▶ _Task description_
Repeat the records below exactly as they appear.

▶ _Records provided_
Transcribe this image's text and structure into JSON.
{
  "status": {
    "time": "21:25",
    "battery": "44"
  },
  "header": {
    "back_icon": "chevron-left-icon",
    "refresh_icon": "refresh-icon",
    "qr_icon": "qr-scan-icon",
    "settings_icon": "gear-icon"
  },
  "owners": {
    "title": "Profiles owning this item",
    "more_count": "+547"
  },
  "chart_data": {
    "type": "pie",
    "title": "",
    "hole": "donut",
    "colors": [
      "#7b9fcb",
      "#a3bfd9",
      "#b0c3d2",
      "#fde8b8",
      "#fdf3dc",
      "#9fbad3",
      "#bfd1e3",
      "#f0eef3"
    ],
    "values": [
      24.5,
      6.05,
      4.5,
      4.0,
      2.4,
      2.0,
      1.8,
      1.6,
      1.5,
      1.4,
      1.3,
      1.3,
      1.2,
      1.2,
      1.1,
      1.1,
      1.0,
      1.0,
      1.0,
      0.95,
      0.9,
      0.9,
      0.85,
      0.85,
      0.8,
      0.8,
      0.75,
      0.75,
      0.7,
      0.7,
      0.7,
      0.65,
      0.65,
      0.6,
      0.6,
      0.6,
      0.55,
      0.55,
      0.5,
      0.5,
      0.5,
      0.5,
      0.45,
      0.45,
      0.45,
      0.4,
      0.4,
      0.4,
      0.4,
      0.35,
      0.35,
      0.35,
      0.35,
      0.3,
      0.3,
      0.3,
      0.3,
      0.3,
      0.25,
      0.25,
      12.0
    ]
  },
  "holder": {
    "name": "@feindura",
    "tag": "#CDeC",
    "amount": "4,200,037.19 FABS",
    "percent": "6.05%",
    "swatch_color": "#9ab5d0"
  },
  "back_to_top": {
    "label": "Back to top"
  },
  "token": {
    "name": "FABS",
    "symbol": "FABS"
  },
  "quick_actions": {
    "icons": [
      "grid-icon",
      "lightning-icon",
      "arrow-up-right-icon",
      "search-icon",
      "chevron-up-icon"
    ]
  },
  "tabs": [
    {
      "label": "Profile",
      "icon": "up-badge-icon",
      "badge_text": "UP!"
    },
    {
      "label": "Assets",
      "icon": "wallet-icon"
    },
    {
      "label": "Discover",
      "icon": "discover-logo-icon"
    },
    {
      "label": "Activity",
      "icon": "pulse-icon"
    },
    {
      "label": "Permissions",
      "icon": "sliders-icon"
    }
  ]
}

▶ _Result of this task_
Transcribe this image's text and structure into JSON.
{
  "status": {
    "time": "21:25",
    "battery": "44"
  },
  "header": {
    "back_icon": "chevron-left-icon",
    "refresh_icon": "refresh-icon",
    "qr_icon": "qr-scan-icon",
    "settings_icon": "gear-icon"
  },
  "owners": {
    "title": "Profiles owning this item",
    "more_count": "+547"
  },
  "chart_data": {
    "type": "pie",
    "title": "",
    "hole": "donut",
    "colors": [
      "#7b9fcb",
      "#a3bfd9",
      "#b0c3d2",
      "#fde8b8",
      "#fdf3dc",
      "#9fbad3",
      "#bfd1e3",
      "#f0eef3"
    ],
    "values": [
      24.5,
      6.05,
      4.5,
      4.0,
      2.4,
      2.0,
      1.8,
      1.6,
      1.5,
      1.4,
      1.3,
      1.3,
      1.2,
      1.2,
      1.1,
      1.1,
      1.0,
      1.0,
      1.0,
      0.95,
      0.9,
      0.9,
      0.85,
      0.85,
      0.8,
      0.8,
      0.75,
      0.75,
      0.7,
      0.7,
      0.7,
      0.65,
      0.65,
      0.6,
      0.6,
      0.6,
      0.55,
      0.55,
      0.5,
      0.5,
      0.5,
      0.5,
      0.45,
      0.45,
      0.45,
      0.4,
      0.4,
      0.4,
      0.4,
      0.35,
      0.35,
      0.35,
      0.35,
      0.3,
      0.3,
      0.3,
      0.3,
      0.3,
      0.25,
      0.25,
      12.0
    ]
  },
  "holder": {
    "name": "@feindura",
    "tag": "#CDeC",
    "amount": "4,200,037.19 FABS",
    "percent": "6.05%",
    "swatch_color": "#9ab5d0"
  },
  "back_to_top": {
    "label": "Back to top"
  },
  "token": {
    "name": "FABS",
    "symbol": "FABS"
  },
  "quick_actions": {
    "icons": [
      "grid-icon",
      "lightning-icon",
      "arrow-up-right-icon",
      "search-icon",
      "chevron-up-icon"
    ]
  },
  "tabs": [
    {
      "label": "Profile",
      "icon": "up-badge-icon",
      "badge_text": "UP!"
    },
    {
      "label": "Assets",
      "icon": "wallet-icon"
    },
    {
      "label": "Discover",
      "icon": "discover-logo-icon"
    },
    {
      "label": "Activity",
      "icon": "pulse-icon"
    },
    {
      "label": "Permissions",
      "icon": "sliders-icon"
    }
  ]
}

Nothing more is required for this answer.